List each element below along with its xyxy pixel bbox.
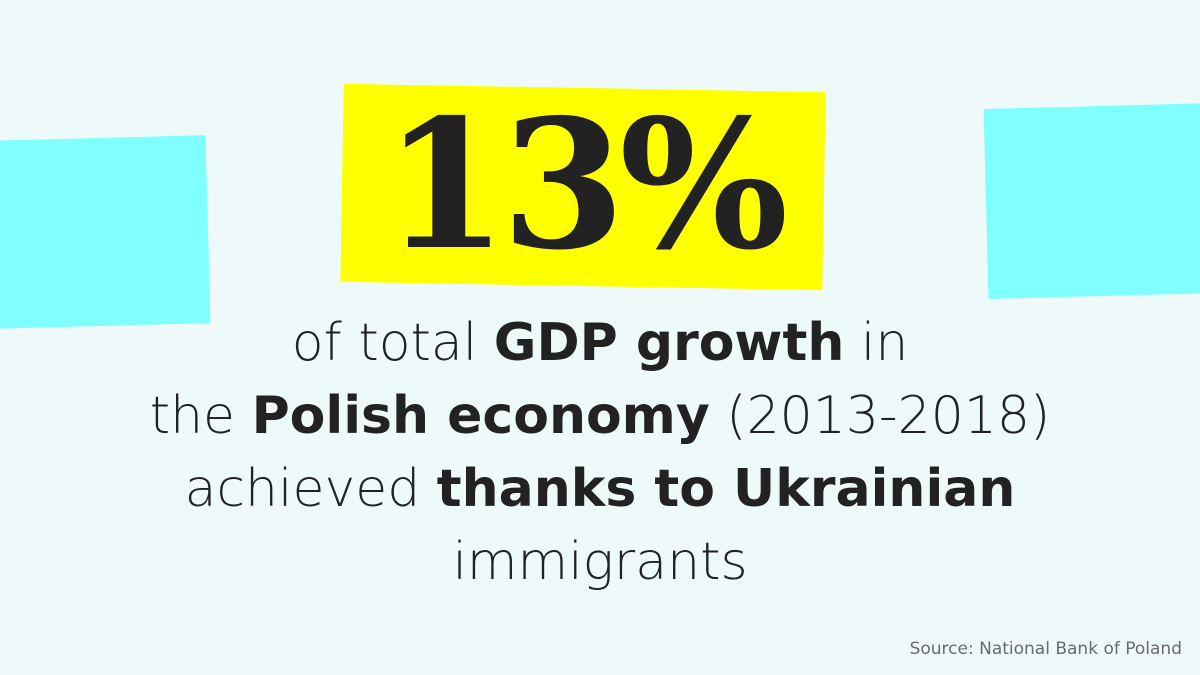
statement-line: immigrants [0,526,1200,599]
text: (2013-2018) [709,386,1051,446]
text: in [844,313,909,373]
emphasis-text: thanks to Ukrainian [436,459,1016,519]
emphasis-text: GDP growth [493,313,845,373]
text: the [149,386,252,446]
statement: of total GDP growth in the Polish economy… [0,307,1200,599]
text: immigrants [452,532,748,592]
emphasis-text: Polish economy [251,386,710,446]
statement-line: achieved thanks to Ukrainian [0,453,1200,526]
text: of total [291,313,494,373]
statement-line: of total GDP growth in [0,307,1200,380]
decor-block [0,135,211,329]
decor-block [983,103,1200,299]
statement-line: the Polish economy (2013-2018) [0,380,1200,453]
headline-stat: 13% [383,80,789,289]
source-note: Source: National Bank of Poland [909,639,1182,659]
text: achieved [184,459,437,519]
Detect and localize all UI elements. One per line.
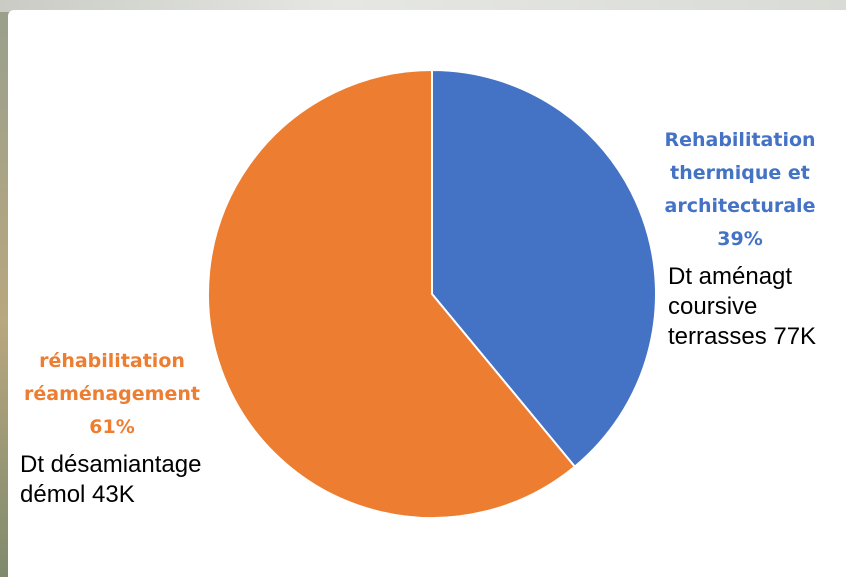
- pie-slice-rehabilitation-reamenagement: [207, 68, 577, 519]
- annotation-line: coursive: [668, 293, 758, 320]
- slice-label-line: réhabilitation: [39, 350, 185, 372]
- annotation-line: démol 43K: [20, 481, 135, 508]
- annotation-line: Dt désamiantage: [20, 451, 202, 478]
- annotation-line: Dt aménagt: [668, 263, 793, 290]
- slice-label-line: architecturale: [664, 195, 816, 217]
- slice-label-rehabilitation-reamenagement: réhabilitation réaménagement 61%: [20, 345, 204, 444]
- pie-slice-rehabilitation-thermique: [431, 68, 657, 468]
- slice-label-percent: 39%: [717, 228, 763, 250]
- annotation-desamiantage: Dt désamiantage démol 43K: [20, 450, 201, 510]
- backdrop-top: [0, 0, 846, 12]
- slice-label-line: thermique et: [670, 162, 810, 184]
- slice-label-rehabilitation-thermique: Rehabilitation thermique et architectura…: [655, 124, 825, 256]
- annotation-line: terrasses 77K: [668, 323, 817, 350]
- annotation-amenagement: Dt aménagt coursive terrasses 77K: [668, 262, 816, 352]
- slice-label-line: Rehabilitation: [664, 129, 816, 151]
- slice-label-line: réaménagement: [24, 383, 200, 405]
- slice-label-percent: 61%: [89, 416, 135, 438]
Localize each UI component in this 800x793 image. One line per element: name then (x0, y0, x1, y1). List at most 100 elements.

========================

**Gestelde opdracht**
Kun je alle regels uit de lijst hierboven weergeven als Markdown-tabel met de kolommen „Nr” en „Lijstregel”, zonder lege regels? Laat de afbeeldingen daarbij weg.

**Oplossing van opdracht**
| Nr | Lijstregel |
|---|---|
| 1 | List each element below along with its xyxy pixel bbox. |
| 2 | statement-line: immigrants [0,526,1200,599] |
| 3 | text: (2013-2018) [709,386,1051,446] |
| 4 | text: in [844,313,909,373] |
| 5 | emphasis-text: thanks to Ukrainian [436,459,1016,519] |
| 6 | emphasis-text: GDP growth [493,313,845,373] |
| 7 | text: the [149,386,252,446] |
| 8 | statement: of total GDP growth in the Polish economy… [0,307,1200,599] |
| 9 | text: immigrants [452,532,748,592] |
| 10 | emphasis-text: Polish economy [251,386,710,446] |
| 11 | statement-line: achieved thanks to Ukrainian [0,453,1200,526] |
| 12 | text: of total [291,313,494,373] |
| 13 | statement-line: of total GDP growth in [0,307,1200,380] |
| 14 | decor-block [0,135,211,329] |
| 15 | decor-block [983,103,1200,299] |
| 16 | statement-line: the Polish economy (2013-2018) [0,380,1200,453] |
| 17 | headline-stat: 13% [383,80,789,289] |
| 18 | source-note: Source: National Bank of Poland [909,639,1182,659] |
| 19 | text: achieved [184,459,437,519] |
| 20 | Detect and localize all UI elements. One per line. |
| 21 | - pie-slice-rehabilitation-reamenagement: [207, 68, 577, 519] |
| 22 | - annotation-line: coursive: [668, 293, 758, 320] |
| 23 | - slice-label-line: réhabilitation: [39, 350, 185, 372] |
| 24 | - annotation-line: démol 43K: [20, 481, 135, 508] |
| 25 | - annotation-line: Dt désamiantage: [20, 451, 202, 478] |
| 26 | - annotation-line: Dt aménagt: [668, 263, 793, 290] |
| 27 | - slice-label-line: architecturale: [664, 195, 816, 217] |
| 28 | - slice-label-rehabilitation-reamenagement: réhabilitation réaménagement 61%: [20, 345, 204, 444] |
| 29 | - pie-slice-rehabilitation-thermique: [431, 68, 657, 468] |
| 30 | - slice-label-percent: 39%: [717, 228, 763, 250] |
| 31 | - annotation-desamiantage: Dt désamiantage démol 43K: [20, 450, 201, 510] |
| 32 | - backdrop-top: [0, 0, 846, 12] |
| 33 | - slice-label-line: thermique et: [670, 162, 810, 184] |
| 34 | - slice-label-rehabilitation-thermique: Rehabilitation thermique et architectura…: [655, 124, 825, 256] |
| 35 | - annotation-line: terrasses 77K: [668, 323, 817, 350] |
| 36 | - annotation-amenagement: Dt aménagt coursive terrasses 77K: [668, 262, 816, 352] |
| 37 | - slice-label-line: Rehabilitation: [664, 129, 816, 151] |
| 38 | - slice-label-line: réaménagement: [24, 383, 200, 405] |
| 39 | - slice-label-percent: 61%: [89, 416, 135, 438] |
| 40 | Localize each UI component in this 800x793 image. One line per element: name then (x0, y0, x1, y1). List at most 100 elements. |